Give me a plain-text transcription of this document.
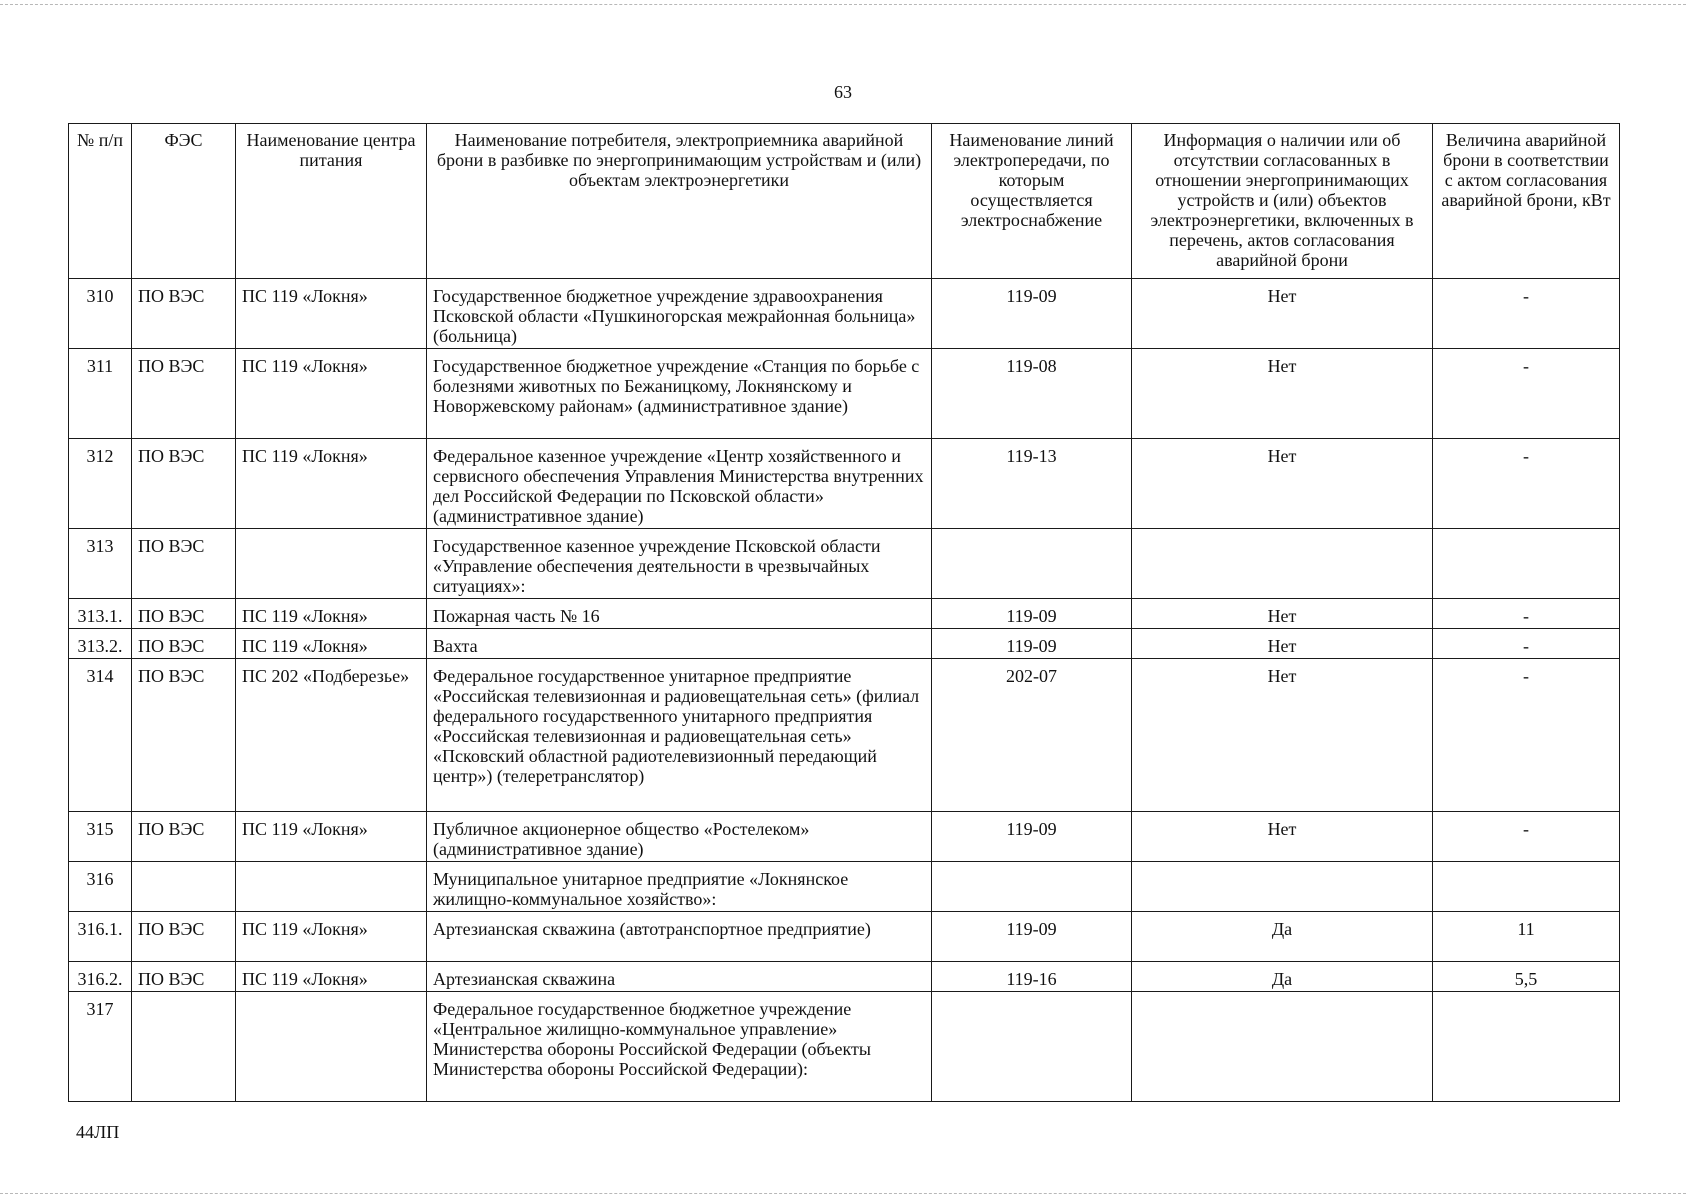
63
№ п/п	ФЭС	Наименование центра питания	Наименование потребителя, электроприемника аварийной брони в разбивке по энергопринимающим устройствам и (или) объектам электроэнергетики	Наименование линий электропередачи, по которым осуществляется электроснабжение	Информация о наличии или об отсутствии согласованных в отношении энергопринимающих устройств и (или) объектов электроэнергетики, включенных в перечень, актов согласования аварийной брони	Величина аварийной брони в соответствии с актом согласования аварийной брони, кВт
310	ПО ВЭС	ПС 119 «Локня»	Государственное бюджетное учреждение здравоохранения Псковской области «Пушкиногорская межрайонная больница» (больница)	119-09	Нет	-
311	ПО ВЭС	ПС 119 «Локня»	Государственное бюджетное учреждение «Станция по борьбе с болезнями животных по Бежаницкому, Локнянскому и Новоржевскому районам» (административное здание)	119-08	Нет	-
312	ПО ВЭС	ПС 119 «Локня»	Федеральное казенное учреждение «Центр хозяйственного и сервисного обеспечения Управления Министерства внутренних дел Российской Федерации по Псковской области» (административное здание)	119-13	Нет	-
313	ПО ВЭС		Государственное казенное учреждение Псковской области «Управление обеспечения деятельности в чрезвычайных ситуациях»:			
313.1.	ПО ВЭС	ПС 119 «Локня»	Пожарная часть № 16	119-09	Нет	-
313.2.	ПО ВЭС	ПС 119 «Локня»	Вахта	119-09	Нет	-
314	ПО ВЭС	ПС 202 «Подберезье»	Федеральное государственное унитарное предприятие «Российская телевизионная и радиовещательная сеть» (филиал федерального государственного унитарного предприятия «Российская телевизионная и радиовещательная сеть» «Псковский областной радиотелевизионный передающий центр») (телеретранслятор)	202-07	Нет	-
315	ПО ВЭС	ПС 119 «Локня»	Публичное акционерное общество «Ростелеком» (административное здание)	119-09	Нет	-
316			Муниципальное унитарное предприятие «Локнянское жилищно-коммунальное хозяйство»:			
316.1.	ПО ВЭС	ПС 119 «Локня»	Артезианская скважина (автотранспортное предприятие)	119-09	Да	11
316.2.	ПО ВЭС	ПС 119 «Локня»	Артезианская скважина	119-16	Да	5,5
317			Федеральное государственное бюджетное учреждение «Центральное жилищно-коммунальное управление» Министерства обороны Российской Федерации (объекты Министерства обороны Российской Федерации):			
44ЛП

------------------------------------------------

▶ _PROBLEM_: Tally the lines of the records holding the word "административное", then state only the tally.

▶ _RESPONSE_: 3